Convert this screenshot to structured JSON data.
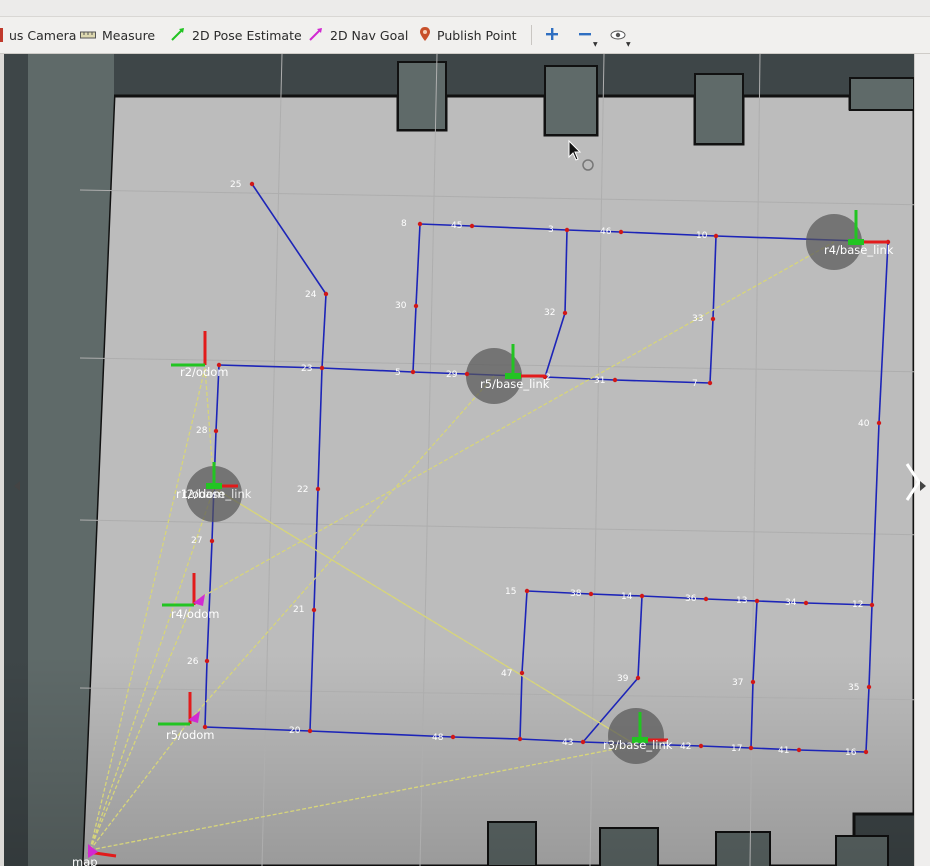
{
  "toolbar": {
    "tools": [
      {
        "label": "us Camera",
        "icon": "camera-icon"
      },
      {
        "label": "Measure",
        "icon": "ruler-icon"
      },
      {
        "label": "2D Pose Estimate",
        "icon": "green-arrow-icon"
      },
      {
        "label": "2D Nav Goal",
        "icon": "magenta-arrow-icon"
      },
      {
        "label": "Publish Point",
        "icon": "map-pin-icon"
      }
    ],
    "extra_icons": [
      "plus-icon",
      "minus-icon",
      "eye-icon"
    ]
  },
  "viewport": {
    "waypoints": [
      "25",
      "8",
      "45",
      "3",
      "46",
      "10",
      "24",
      "30",
      "32",
      "33",
      "23",
      "5",
      "29",
      "2",
      "31",
      "7",
      "28",
      "22",
      "40",
      "27",
      "21",
      "15",
      "38",
      "14",
      "36",
      "13",
      "34",
      "12",
      "26",
      "47",
      "39",
      "37",
      "35",
      "20",
      "48",
      "43",
      "42",
      "17",
      "41",
      "16"
    ],
    "frames": [
      "r2/odom",
      "r4/odom",
      "r5/odom",
      "r4/base_link",
      "r5/base_link",
      "r3/base_link",
      "map"
    ],
    "overlap_labels": [
      "r1/odom",
      "r2/base_link"
    ]
  }
}
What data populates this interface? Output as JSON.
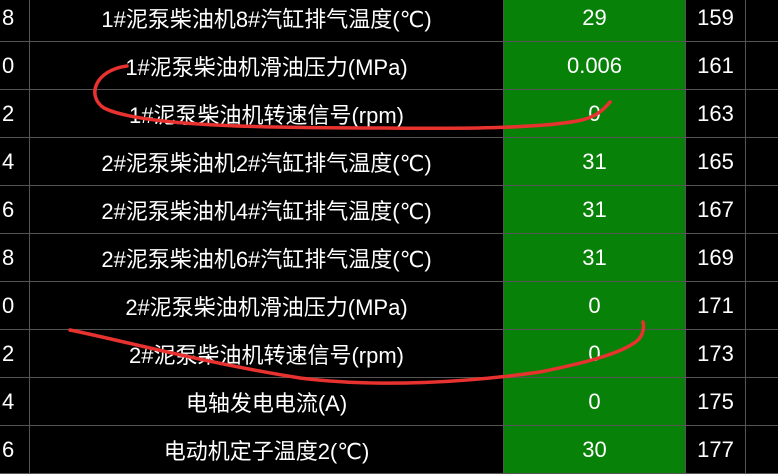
{
  "table": {
    "rows": [
      {
        "idx": "8",
        "name": "1#泥泵柴油机8#汽缸排气温度(℃)",
        "value": "29",
        "addr": "159"
      },
      {
        "idx": "0",
        "name": "1#泥泵柴油机滑油压力(MPa)",
        "value": "0.006",
        "addr": "161"
      },
      {
        "idx": "2",
        "name": "1#泥泵柴油机转速信号(rpm)",
        "value": "0",
        "addr": "163"
      },
      {
        "idx": "4",
        "name": "2#泥泵柴油机2#汽缸排气温度(℃)",
        "value": "31",
        "addr": "165"
      },
      {
        "idx": "6",
        "name": "2#泥泵柴油机4#汽缸排气温度(℃)",
        "value": "31",
        "addr": "167"
      },
      {
        "idx": "8",
        "name": "2#泥泵柴油机6#汽缸排气温度(℃)",
        "value": "31",
        "addr": "169"
      },
      {
        "idx": "0",
        "name": "2#泥泵柴油机滑油压力(MPa)",
        "value": "0",
        "addr": "171"
      },
      {
        "idx": "2",
        "name": "2#泥泵柴油机转速信号(rpm)",
        "value": "0",
        "addr": "173"
      },
      {
        "idx": "4",
        "name": "电轴发电电流(A)",
        "value": "0",
        "addr": "175"
      },
      {
        "idx": "6",
        "name": "电动机定子温度2(℃)",
        "value": "30",
        "addr": "177"
      }
    ]
  },
  "colors": {
    "value_bg": "#078107",
    "annotation": "#e8322f"
  }
}
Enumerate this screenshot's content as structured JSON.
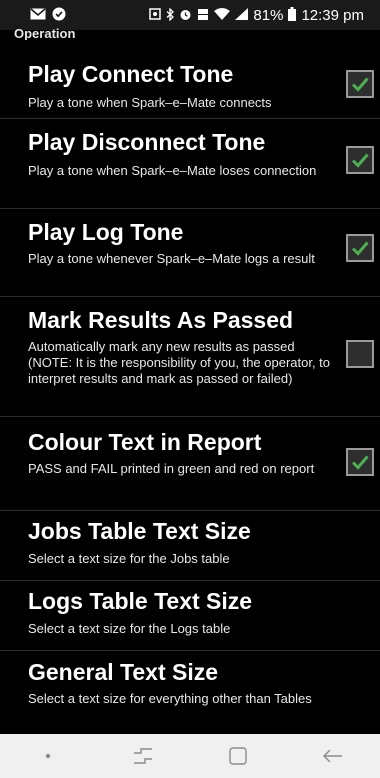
{
  "status_bar": {
    "left_icons": [
      "email-icon",
      "do-not-disturb-icon"
    ],
    "right_icons": [
      "screenshot-icon",
      "bluetooth-icon",
      "alarm-icon",
      "volte-icon",
      "wifi-icon",
      "signal-icon"
    ],
    "battery": "81%",
    "clock": "12:39 pm"
  },
  "section": {
    "header": "Operation"
  },
  "preferences": [
    {
      "title": "Play Connect Tone",
      "summary": "Play a tone when Spark–e–Mate connects",
      "checked": true
    },
    {
      "title": "Play Disconnect Tone",
      "summary": "Play a tone when Spark–e–Mate loses connection",
      "checked": true
    },
    {
      "title": "Play Log Tone",
      "summary": "Play a tone whenever Spark–e–Mate logs a result",
      "checked": true
    },
    {
      "title": "Mark Results As Passed",
      "summary": "Automatically mark any new results as passed (NOTE: It is the responsibility of you, the operator, to interpret results and mark as passed or failed)",
      "checked": false
    },
    {
      "title": "Colour Text in Report",
      "summary": "PASS and FAIL printed in green and red on report",
      "checked": true
    },
    {
      "title": "Jobs Table Text Size",
      "summary": "Select a text size for the Jobs table"
    },
    {
      "title": "Logs Table Text Size",
      "summary": "Select a text size for the Logs table"
    },
    {
      "title": "General Text Size",
      "summary": "Select a text size for everything other than Tables"
    }
  ],
  "colors": {
    "check_green": "#4caf50",
    "background": "#000000",
    "nav_bar": "#f0f0f0"
  },
  "nav_bar": {
    "buttons": [
      "nav-dot-icon",
      "recent-apps-icon",
      "home-icon",
      "back-icon"
    ]
  }
}
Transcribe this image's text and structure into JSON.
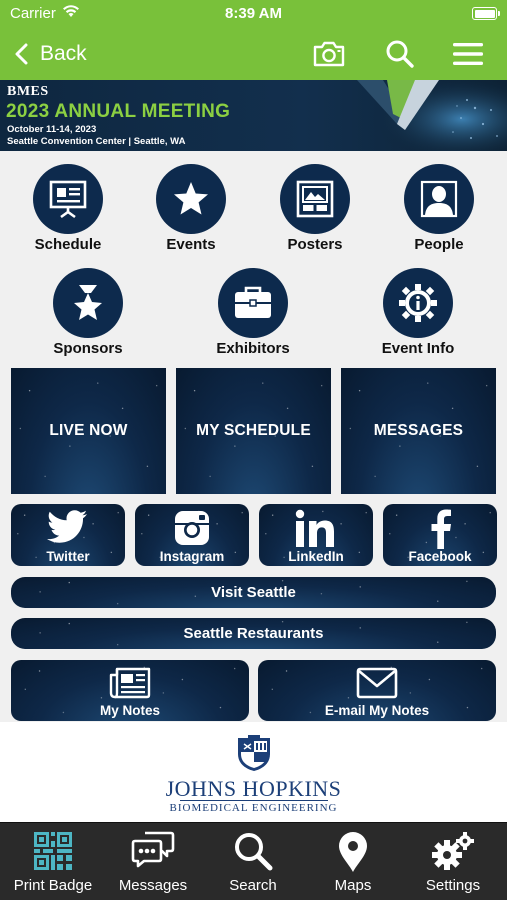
{
  "status_bar": {
    "carrier": "Carrier",
    "time": "8:39 AM"
  },
  "nav": {
    "back_label": "Back"
  },
  "banner": {
    "org": "BMES",
    "title": "2023 ANNUAL MEETING",
    "dates": "October 11-14, 2023",
    "venue": "Seattle Convention Center | Seattle, WA"
  },
  "icon_grid": {
    "row1": [
      "Schedule",
      "Events",
      "Posters",
      "People"
    ],
    "row2": [
      "Sponsors",
      "Exhibitors",
      "Event Info"
    ]
  },
  "feature_tiles": [
    "LIVE NOW",
    "MY SCHEDULE",
    "MESSAGES"
  ],
  "social": [
    "Twitter",
    "Instagram",
    "LinkedIn",
    "Facebook"
  ],
  "links": {
    "visit": "Visit Seattle",
    "restaurants": "Seattle Restaurants"
  },
  "notes": {
    "my_notes": "My Notes",
    "email_notes": "E-mail My Notes"
  },
  "sponsor": {
    "name": "JOHNS HOPKINS",
    "dept": "BIOMEDICAL ENGINEERING"
  },
  "tabs": [
    "Print Badge",
    "Messages",
    "Search",
    "Maps",
    "Settings"
  ],
  "colors": {
    "brand_green": "#79c13a",
    "navy": "#0d2a4d",
    "banner_green": "#8cd042",
    "tab_bar": "#2a2a2a",
    "qr_icon": "#4db6c4"
  }
}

What is needed: Starting at the line containing "Transcribe this image's", write out each line through the last one in the listing above, inclusive, and nothing else. Pictures are excluded from the copy.

Output:
Transcribe this image's text and structure into JSON.
{
  "status_bar": {
    "carrier": "Carrier",
    "time": "8:39 AM"
  },
  "nav": {
    "back_label": "Back"
  },
  "banner": {
    "org": "BMES",
    "title": "2023 ANNUAL MEETING",
    "dates": "October 11-14, 2023",
    "venue": "Seattle Convention Center | Seattle, WA"
  },
  "icon_grid": {
    "row1": [
      "Schedule",
      "Events",
      "Posters",
      "People"
    ],
    "row2": [
      "Sponsors",
      "Exhibitors",
      "Event Info"
    ]
  },
  "feature_tiles": [
    "LIVE NOW",
    "MY SCHEDULE",
    "MESSAGES"
  ],
  "social": [
    "Twitter",
    "Instagram",
    "LinkedIn",
    "Facebook"
  ],
  "links": {
    "visit": "Visit Seattle",
    "restaurants": "Seattle Restaurants"
  },
  "notes": {
    "my_notes": "My Notes",
    "email_notes": "E-mail My Notes"
  },
  "sponsor": {
    "name": "JOHNS HOPKINS",
    "dept": "BIOMEDICAL ENGINEERING"
  },
  "tabs": [
    "Print Badge",
    "Messages",
    "Search",
    "Maps",
    "Settings"
  ],
  "colors": {
    "brand_green": "#79c13a",
    "navy": "#0d2a4d",
    "banner_green": "#8cd042",
    "tab_bar": "#2a2a2a",
    "qr_icon": "#4db6c4"
  }
}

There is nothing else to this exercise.